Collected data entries
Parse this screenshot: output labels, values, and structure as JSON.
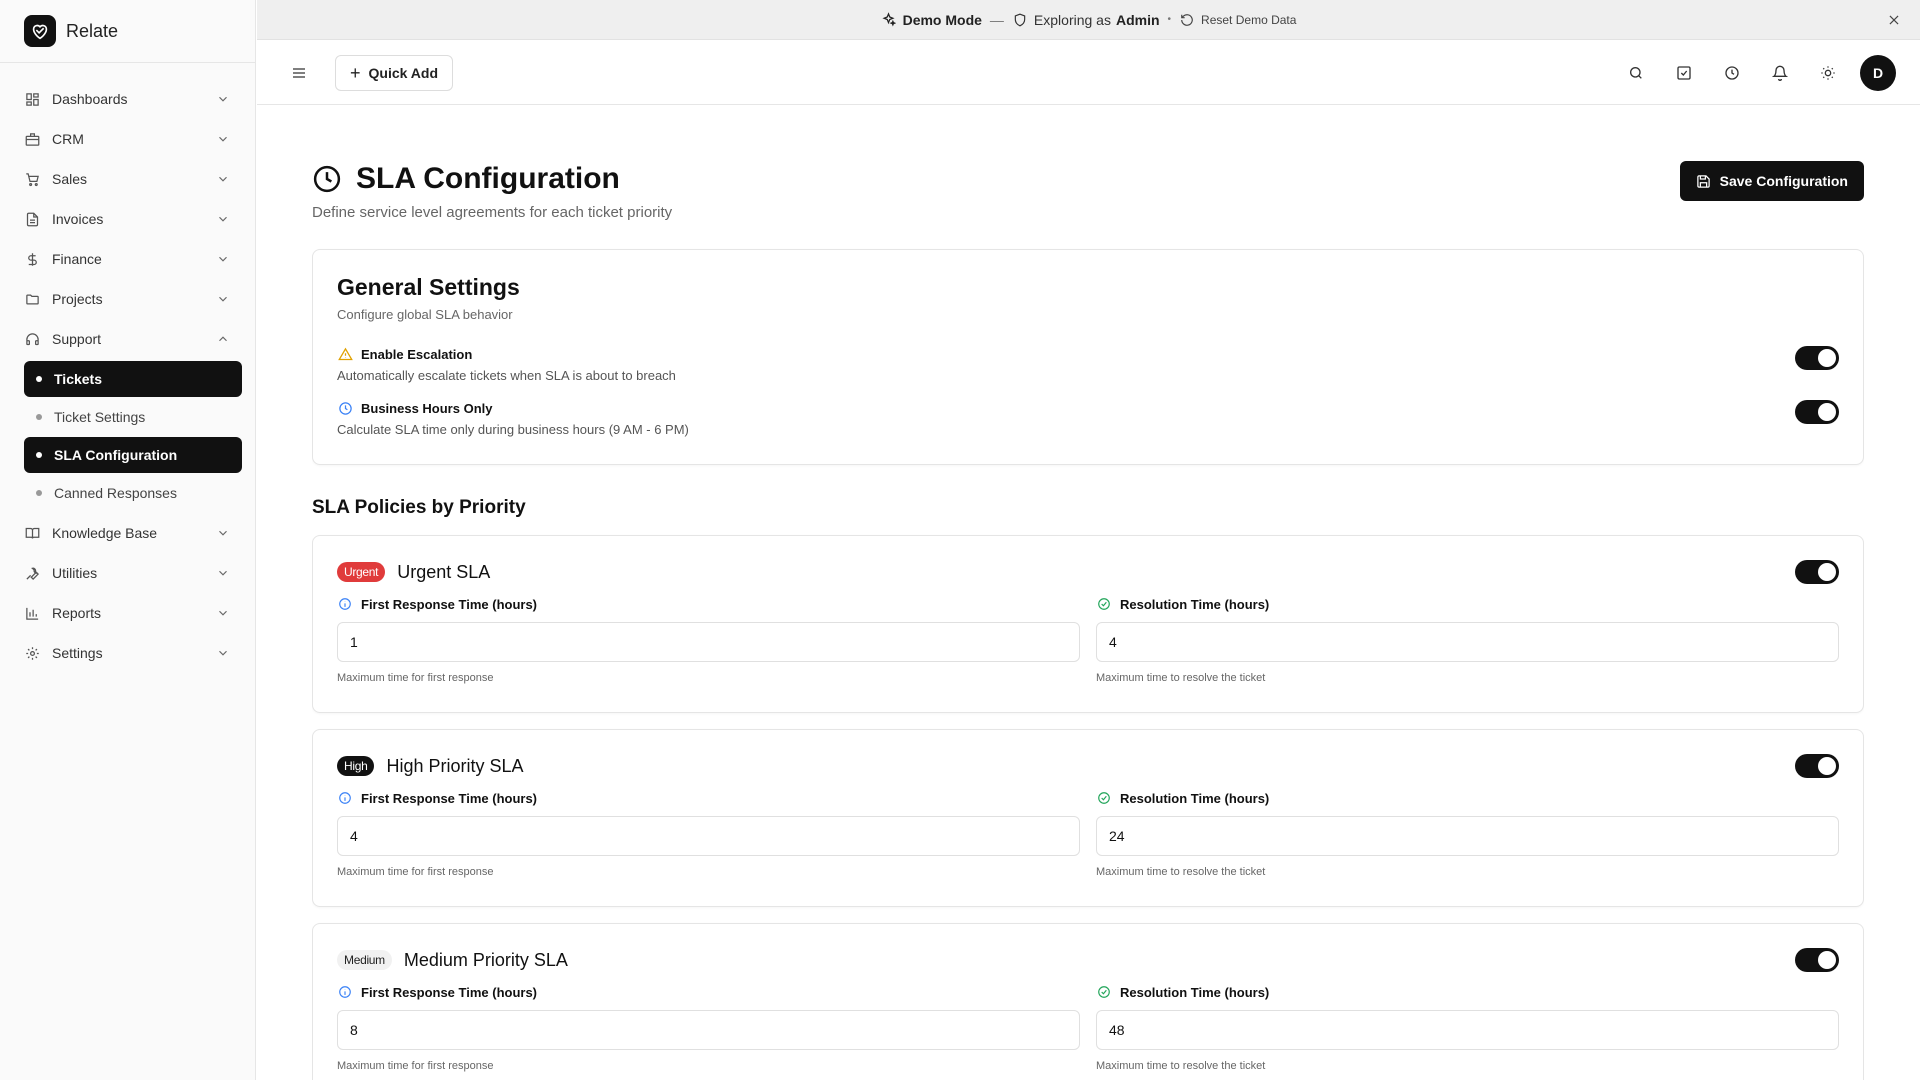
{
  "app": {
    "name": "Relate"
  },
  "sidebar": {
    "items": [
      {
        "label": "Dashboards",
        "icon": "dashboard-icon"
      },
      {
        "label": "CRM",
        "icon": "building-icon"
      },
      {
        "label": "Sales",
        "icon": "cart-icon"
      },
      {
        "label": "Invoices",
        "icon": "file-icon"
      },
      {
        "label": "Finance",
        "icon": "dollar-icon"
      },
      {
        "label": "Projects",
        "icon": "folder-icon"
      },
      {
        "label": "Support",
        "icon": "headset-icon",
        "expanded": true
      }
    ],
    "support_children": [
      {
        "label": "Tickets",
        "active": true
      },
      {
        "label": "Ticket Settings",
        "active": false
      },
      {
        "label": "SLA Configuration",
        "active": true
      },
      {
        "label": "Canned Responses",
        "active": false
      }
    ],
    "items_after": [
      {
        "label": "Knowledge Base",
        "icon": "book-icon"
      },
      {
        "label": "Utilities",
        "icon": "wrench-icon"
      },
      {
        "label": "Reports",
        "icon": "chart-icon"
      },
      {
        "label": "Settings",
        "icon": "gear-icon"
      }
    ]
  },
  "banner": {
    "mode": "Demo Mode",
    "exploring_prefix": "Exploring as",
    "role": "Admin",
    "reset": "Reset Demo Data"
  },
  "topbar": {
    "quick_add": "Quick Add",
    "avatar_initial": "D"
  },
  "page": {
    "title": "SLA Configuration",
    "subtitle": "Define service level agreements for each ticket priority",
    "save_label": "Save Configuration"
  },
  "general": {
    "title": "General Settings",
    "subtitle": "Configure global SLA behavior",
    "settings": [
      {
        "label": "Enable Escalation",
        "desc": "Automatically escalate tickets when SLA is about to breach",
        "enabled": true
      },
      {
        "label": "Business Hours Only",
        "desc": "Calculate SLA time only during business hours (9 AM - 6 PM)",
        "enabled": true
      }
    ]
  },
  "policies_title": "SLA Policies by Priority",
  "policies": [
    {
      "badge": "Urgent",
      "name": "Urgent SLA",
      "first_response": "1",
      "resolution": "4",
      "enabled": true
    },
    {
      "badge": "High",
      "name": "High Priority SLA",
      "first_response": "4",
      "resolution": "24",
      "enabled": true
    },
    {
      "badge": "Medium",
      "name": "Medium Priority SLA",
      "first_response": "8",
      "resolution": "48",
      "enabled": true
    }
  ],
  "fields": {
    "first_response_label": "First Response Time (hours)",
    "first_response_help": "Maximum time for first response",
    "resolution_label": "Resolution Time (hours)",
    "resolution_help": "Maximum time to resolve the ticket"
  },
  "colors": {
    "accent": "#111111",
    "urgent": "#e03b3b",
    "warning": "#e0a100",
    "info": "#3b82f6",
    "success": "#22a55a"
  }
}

---

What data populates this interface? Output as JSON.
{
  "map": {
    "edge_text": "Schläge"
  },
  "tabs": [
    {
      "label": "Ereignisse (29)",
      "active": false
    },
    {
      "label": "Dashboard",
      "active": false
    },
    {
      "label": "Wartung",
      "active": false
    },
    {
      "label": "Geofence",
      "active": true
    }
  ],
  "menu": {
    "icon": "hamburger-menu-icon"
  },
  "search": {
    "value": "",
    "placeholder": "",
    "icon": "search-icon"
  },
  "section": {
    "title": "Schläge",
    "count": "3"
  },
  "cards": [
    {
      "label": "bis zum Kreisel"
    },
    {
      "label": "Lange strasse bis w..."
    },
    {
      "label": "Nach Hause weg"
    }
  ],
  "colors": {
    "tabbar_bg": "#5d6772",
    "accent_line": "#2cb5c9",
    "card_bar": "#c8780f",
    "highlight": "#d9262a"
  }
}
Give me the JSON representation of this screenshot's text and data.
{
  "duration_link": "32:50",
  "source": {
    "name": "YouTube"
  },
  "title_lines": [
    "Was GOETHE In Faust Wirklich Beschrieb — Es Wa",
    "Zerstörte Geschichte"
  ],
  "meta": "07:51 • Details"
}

WHAT YOU WILL DO »
Count every line in the data that contains the word "subtitle", then give that count and nothing else.

OUTPUT OF THE TASK »
2